TASK GOAL: From the listing that follows, output everything exactly except the pictures.

-- BEGIN --

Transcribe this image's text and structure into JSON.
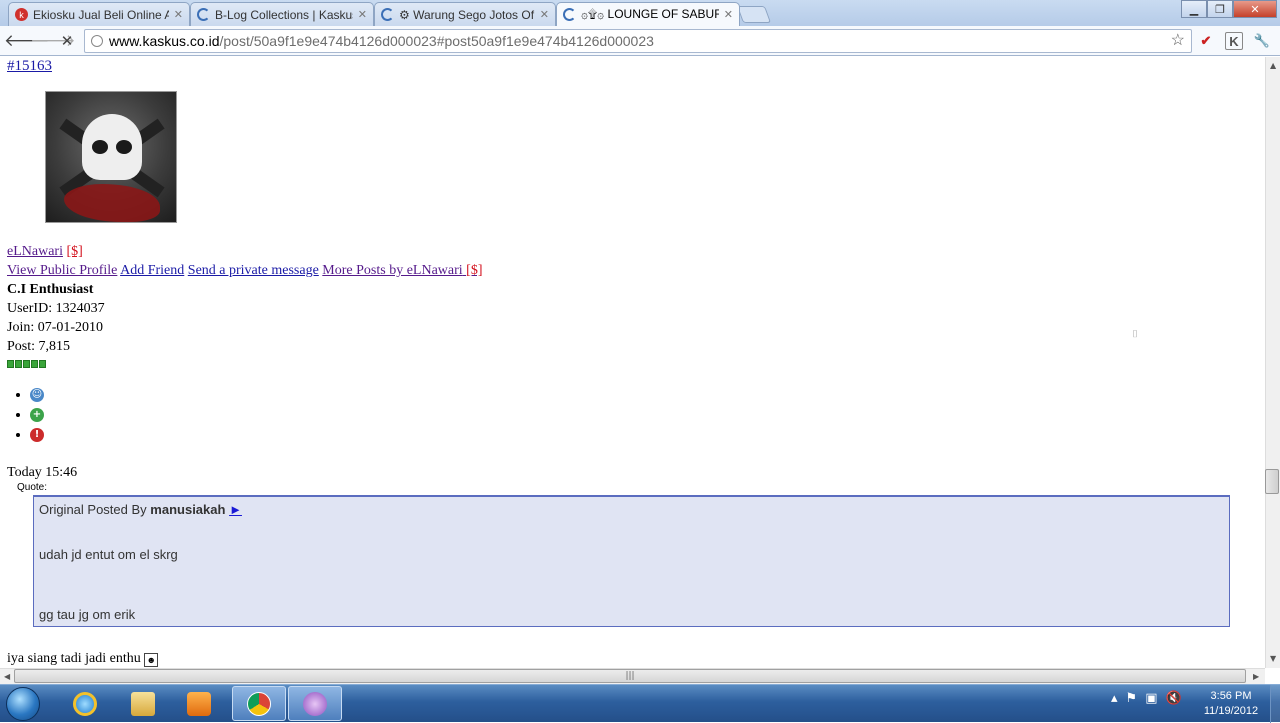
{
  "browser": {
    "tabs": [
      {
        "title": "Ekiosku Jual Beli Online Am",
        "favicon": "kaskus-red-icon",
        "active": false
      },
      {
        "title": "B-Log Collections | Kaskus -",
        "favicon": "loading-spinner-icon",
        "active": false
      },
      {
        "title": "⚙ Warung Sego Jotos Of R",
        "favicon": "loading-spinner-icon",
        "active": false
      },
      {
        "title": "۞۩۞ LOUNGE OF SABURAI",
        "favicon": "loading-spinner-icon",
        "active": true
      }
    ],
    "url_host": "www.kaskus.co.id",
    "url_rest": "/post/50a9f1e9e474b4126d000023#post50a9f1e9e474b4126d000023"
  },
  "post": {
    "number": "#15163",
    "username": "eLNawari",
    "user_badge": "[$]",
    "links": {
      "view_profile": "View Public Profile",
      "add_friend": "Add Friend",
      "private_message": "Send a private message",
      "more_posts": "More Posts by eLNawari",
      "more_posts_badge": "[$]"
    },
    "rank": "C.I Enthusiast",
    "user_id": "UserID: 1324037",
    "join": "Join: 07-01-2010",
    "posts": "Post: 7,815",
    "reputation_stars": 5,
    "timestamp": "Today 15:46",
    "quote": {
      "label": "Quote:",
      "posted_by_prefix": "Original Posted By",
      "author": "manusiakah",
      "arrow": "►",
      "line1": "udah jd entut om el skrg",
      "line2": "gg tau jg om erik"
    },
    "reply": "iya siang tadi jadi enthu"
  },
  "taskbar": {
    "time": "3:56 PM",
    "date": "11/19/2012"
  }
}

-- END --

COMPLETE RESPONSE:
Transcribe this image's text and structure into JSON.
{
  "browser": {
    "tabs": [
      {
        "title": "Ekiosku Jual Beli Online Am",
        "favicon": "kaskus-red-icon",
        "active": false
      },
      {
        "title": "B-Log Collections | Kaskus -",
        "favicon": "loading-spinner-icon",
        "active": false
      },
      {
        "title": "⚙ Warung Sego Jotos Of R",
        "favicon": "loading-spinner-icon",
        "active": false
      },
      {
        "title": "۞۩۞ LOUNGE OF SABURAI",
        "favicon": "loading-spinner-icon",
        "active": true
      }
    ],
    "url_host": "www.kaskus.co.id",
    "url_rest": "/post/50a9f1e9e474b4126d000023#post50a9f1e9e474b4126d000023"
  },
  "post": {
    "number": "#15163",
    "username": "eLNawari",
    "user_badge": "[$]",
    "links": {
      "view_profile": "View Public Profile",
      "add_friend": "Add Friend",
      "private_message": "Send a private message",
      "more_posts": "More Posts by eLNawari",
      "more_posts_badge": "[$]"
    },
    "rank": "C.I Enthusiast",
    "user_id": "UserID: 1324037",
    "join": "Join: 07-01-2010",
    "posts": "Post: 7,815",
    "reputation_stars": 5,
    "timestamp": "Today 15:46",
    "quote": {
      "label": "Quote:",
      "posted_by_prefix": "Original Posted By",
      "author": "manusiakah",
      "arrow": "►",
      "line1": "udah jd entut om el skrg",
      "line2": "gg tau jg om erik"
    },
    "reply": "iya siang tadi jadi enthu"
  },
  "taskbar": {
    "time": "3:56 PM",
    "date": "11/19/2012"
  }
}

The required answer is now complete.